* Task details
Copy out exactly the lines from the one containing "Extract the structured" to the end of the records below, both included, and nothing else.

* Given data

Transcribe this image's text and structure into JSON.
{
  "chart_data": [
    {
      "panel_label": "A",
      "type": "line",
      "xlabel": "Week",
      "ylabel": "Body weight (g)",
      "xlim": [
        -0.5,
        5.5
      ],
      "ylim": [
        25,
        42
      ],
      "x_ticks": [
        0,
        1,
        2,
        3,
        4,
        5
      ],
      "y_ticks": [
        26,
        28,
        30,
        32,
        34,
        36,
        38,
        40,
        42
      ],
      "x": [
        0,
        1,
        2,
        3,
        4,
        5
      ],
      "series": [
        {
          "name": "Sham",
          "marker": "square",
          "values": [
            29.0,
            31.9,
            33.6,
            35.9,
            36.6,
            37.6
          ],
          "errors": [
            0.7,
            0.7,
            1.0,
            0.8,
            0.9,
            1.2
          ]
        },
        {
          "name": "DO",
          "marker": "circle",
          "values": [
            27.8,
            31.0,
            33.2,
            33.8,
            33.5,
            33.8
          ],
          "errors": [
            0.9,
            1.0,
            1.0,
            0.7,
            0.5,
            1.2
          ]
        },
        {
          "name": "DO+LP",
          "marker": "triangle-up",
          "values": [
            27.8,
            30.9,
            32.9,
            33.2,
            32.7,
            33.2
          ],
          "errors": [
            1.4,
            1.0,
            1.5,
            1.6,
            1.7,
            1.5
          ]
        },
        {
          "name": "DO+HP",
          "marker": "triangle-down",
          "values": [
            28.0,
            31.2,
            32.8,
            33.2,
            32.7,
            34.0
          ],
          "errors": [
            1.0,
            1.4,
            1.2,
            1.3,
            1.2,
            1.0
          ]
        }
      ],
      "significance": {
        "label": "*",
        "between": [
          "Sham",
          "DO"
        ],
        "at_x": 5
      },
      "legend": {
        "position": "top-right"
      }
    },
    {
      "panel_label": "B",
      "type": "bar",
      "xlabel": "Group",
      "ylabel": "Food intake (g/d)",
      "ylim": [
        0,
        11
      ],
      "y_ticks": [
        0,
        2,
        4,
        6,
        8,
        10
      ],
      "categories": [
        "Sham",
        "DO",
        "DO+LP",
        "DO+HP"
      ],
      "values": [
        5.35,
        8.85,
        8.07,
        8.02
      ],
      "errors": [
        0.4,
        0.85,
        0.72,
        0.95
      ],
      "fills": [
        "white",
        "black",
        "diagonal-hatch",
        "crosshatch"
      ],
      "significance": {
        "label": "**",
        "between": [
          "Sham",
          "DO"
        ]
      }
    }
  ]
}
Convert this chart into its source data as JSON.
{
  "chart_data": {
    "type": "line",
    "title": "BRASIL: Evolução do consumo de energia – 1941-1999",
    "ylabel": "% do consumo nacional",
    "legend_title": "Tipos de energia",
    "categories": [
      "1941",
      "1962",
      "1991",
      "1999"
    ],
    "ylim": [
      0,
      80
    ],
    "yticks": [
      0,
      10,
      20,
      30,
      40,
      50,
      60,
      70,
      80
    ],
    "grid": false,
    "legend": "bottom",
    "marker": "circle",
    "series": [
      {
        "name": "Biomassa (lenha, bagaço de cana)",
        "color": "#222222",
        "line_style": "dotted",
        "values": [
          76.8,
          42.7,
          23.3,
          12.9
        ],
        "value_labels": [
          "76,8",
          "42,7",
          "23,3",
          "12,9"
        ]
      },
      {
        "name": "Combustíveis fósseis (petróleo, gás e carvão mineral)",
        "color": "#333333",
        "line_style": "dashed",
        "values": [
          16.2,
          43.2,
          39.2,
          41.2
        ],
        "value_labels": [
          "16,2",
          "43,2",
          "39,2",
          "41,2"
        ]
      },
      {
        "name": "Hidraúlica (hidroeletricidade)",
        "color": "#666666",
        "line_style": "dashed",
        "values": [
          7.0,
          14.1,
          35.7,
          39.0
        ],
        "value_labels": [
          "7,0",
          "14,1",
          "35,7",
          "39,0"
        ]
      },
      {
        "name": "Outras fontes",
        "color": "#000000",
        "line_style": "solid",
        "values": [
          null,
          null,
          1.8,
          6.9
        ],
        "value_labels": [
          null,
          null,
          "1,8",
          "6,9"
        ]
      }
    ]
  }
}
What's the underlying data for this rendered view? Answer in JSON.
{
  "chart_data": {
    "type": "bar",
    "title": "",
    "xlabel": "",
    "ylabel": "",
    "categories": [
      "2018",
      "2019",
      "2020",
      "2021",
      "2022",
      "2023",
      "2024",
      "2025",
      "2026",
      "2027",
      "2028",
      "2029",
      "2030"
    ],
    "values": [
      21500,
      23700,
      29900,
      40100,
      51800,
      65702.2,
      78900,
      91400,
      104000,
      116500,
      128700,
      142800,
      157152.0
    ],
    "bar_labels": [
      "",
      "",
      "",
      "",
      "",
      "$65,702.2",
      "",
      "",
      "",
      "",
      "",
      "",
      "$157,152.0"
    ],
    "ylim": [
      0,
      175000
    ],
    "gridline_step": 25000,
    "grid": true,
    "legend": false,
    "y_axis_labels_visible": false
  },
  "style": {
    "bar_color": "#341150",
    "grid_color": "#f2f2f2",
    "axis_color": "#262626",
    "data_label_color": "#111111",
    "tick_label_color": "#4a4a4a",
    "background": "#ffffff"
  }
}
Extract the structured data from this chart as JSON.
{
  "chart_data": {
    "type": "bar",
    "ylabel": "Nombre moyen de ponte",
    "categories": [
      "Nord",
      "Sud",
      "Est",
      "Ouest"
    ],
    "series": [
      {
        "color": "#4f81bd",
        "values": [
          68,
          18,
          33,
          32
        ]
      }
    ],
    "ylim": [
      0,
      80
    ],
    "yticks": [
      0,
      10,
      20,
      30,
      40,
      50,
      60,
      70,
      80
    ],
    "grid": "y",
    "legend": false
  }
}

* Task output
Extract the structured data from this chart as JSON.
{
  "chart_data": {
    "type": "bar",
    "ylabel": "Nombre moyen de ponte",
    "categories": [
      "Nord",
      "Sud",
      "Est",
      "Ouest"
    ],
    "series": [
      {
        "color": "#4f81bd",
        "values": [
          68,
          18,
          33,
          32
        ]
      }
    ],
    "ylim": [
      0,
      80
    ],
    "yticks": [
      0,
      10,
      20,
      30,
      40,
      50,
      60,
      70,
      80
    ],
    "grid": "y",
    "legend": false
  }
}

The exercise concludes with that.